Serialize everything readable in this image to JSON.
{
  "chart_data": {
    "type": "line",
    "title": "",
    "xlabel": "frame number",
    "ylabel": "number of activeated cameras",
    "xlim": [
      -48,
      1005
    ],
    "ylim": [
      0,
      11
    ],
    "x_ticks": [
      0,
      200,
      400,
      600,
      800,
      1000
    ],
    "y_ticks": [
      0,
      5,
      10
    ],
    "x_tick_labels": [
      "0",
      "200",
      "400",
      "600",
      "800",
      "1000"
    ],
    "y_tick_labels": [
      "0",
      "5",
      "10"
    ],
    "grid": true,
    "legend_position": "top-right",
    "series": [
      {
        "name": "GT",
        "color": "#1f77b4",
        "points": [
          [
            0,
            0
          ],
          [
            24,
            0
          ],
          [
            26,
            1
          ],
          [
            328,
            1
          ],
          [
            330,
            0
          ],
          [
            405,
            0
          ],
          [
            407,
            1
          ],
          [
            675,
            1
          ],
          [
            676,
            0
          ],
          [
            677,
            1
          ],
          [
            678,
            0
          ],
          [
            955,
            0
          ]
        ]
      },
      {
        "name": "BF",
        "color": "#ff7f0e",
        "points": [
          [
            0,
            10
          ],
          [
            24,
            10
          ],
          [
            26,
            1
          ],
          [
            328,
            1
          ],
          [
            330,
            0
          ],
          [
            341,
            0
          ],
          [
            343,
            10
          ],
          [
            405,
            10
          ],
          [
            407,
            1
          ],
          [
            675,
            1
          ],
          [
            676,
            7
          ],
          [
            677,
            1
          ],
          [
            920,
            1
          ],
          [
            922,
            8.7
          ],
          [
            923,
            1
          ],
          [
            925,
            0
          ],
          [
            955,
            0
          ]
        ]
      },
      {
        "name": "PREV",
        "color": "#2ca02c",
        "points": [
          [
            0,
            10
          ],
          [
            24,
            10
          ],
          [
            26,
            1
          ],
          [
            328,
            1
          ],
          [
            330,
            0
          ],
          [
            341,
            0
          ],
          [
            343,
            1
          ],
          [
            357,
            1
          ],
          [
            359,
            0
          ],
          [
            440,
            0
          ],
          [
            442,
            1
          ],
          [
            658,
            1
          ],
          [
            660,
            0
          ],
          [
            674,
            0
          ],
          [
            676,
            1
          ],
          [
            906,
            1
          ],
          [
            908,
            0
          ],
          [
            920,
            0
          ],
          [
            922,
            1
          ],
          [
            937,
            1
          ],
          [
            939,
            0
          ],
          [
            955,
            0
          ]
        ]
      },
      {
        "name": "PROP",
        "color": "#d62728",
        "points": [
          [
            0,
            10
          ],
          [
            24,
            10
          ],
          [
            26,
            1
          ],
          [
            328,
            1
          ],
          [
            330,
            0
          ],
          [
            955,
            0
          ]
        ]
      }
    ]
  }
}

_ _ _ _

EXERCISE DESCRIPTION -
From the entries, copy out each line containing the word "number".

SOLUTION -
    "xlabel": "frame number",
    "ylabel": "number of activeated cameras",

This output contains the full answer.